▶ GOAL OF THE EXERCISE:
Pick out each line containing the string "attend" and copy it.

▶ DATA ENTRIES:
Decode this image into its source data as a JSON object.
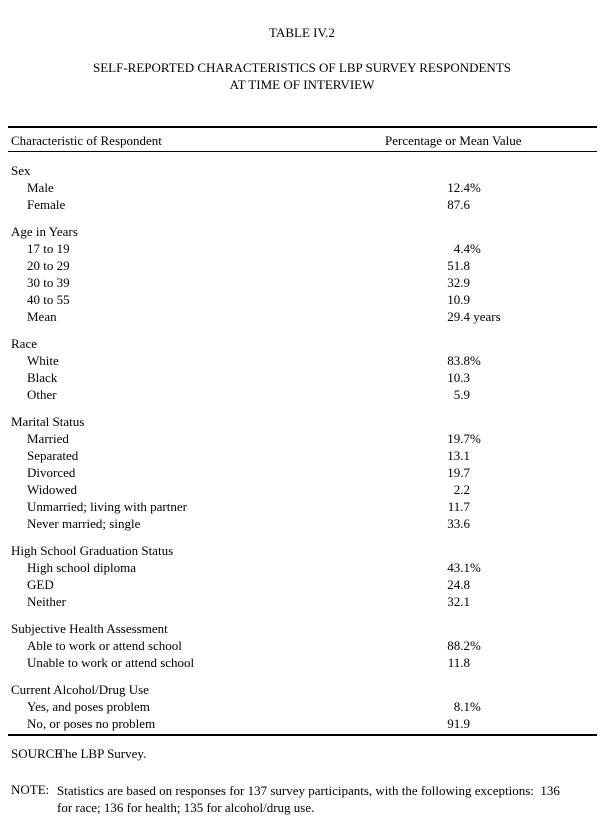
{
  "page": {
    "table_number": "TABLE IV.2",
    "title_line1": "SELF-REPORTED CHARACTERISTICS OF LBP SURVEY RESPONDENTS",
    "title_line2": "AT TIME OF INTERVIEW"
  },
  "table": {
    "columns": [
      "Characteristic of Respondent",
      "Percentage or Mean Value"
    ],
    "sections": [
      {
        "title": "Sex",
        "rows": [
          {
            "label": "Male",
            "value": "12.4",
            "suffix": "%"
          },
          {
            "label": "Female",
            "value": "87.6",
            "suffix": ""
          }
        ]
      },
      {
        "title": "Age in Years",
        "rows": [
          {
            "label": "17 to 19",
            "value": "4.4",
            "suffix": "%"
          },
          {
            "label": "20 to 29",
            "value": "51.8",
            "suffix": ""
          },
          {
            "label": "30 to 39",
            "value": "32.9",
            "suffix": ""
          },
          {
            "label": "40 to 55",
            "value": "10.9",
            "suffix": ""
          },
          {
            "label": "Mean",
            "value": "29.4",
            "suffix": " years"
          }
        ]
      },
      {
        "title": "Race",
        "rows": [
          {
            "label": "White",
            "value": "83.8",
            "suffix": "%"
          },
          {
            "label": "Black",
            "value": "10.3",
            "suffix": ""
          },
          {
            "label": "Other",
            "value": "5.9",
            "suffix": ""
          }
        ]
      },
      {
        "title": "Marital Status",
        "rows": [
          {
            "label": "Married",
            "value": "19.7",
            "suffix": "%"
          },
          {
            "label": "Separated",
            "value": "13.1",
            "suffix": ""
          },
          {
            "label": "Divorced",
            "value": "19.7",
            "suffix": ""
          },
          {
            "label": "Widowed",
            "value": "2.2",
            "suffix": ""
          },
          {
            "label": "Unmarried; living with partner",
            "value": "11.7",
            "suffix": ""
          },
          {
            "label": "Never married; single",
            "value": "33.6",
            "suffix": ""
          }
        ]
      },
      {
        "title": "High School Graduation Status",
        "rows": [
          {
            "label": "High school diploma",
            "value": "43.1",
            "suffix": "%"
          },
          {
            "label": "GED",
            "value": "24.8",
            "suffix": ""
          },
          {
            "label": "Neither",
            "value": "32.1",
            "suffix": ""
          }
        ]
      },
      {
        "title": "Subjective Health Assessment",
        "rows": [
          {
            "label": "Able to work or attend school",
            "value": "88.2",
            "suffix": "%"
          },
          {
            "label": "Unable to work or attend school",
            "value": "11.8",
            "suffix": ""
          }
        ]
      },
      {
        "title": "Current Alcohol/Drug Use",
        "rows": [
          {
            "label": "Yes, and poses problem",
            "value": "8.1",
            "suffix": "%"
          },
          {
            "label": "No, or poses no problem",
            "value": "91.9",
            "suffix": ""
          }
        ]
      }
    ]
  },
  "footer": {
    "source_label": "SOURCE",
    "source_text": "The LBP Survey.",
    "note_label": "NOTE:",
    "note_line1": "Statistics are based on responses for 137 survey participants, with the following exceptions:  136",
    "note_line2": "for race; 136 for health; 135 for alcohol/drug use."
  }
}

▶ TASK SOLUTION:
            "label": "Able to work or attend school",
            "label": "Unable to work or attend school",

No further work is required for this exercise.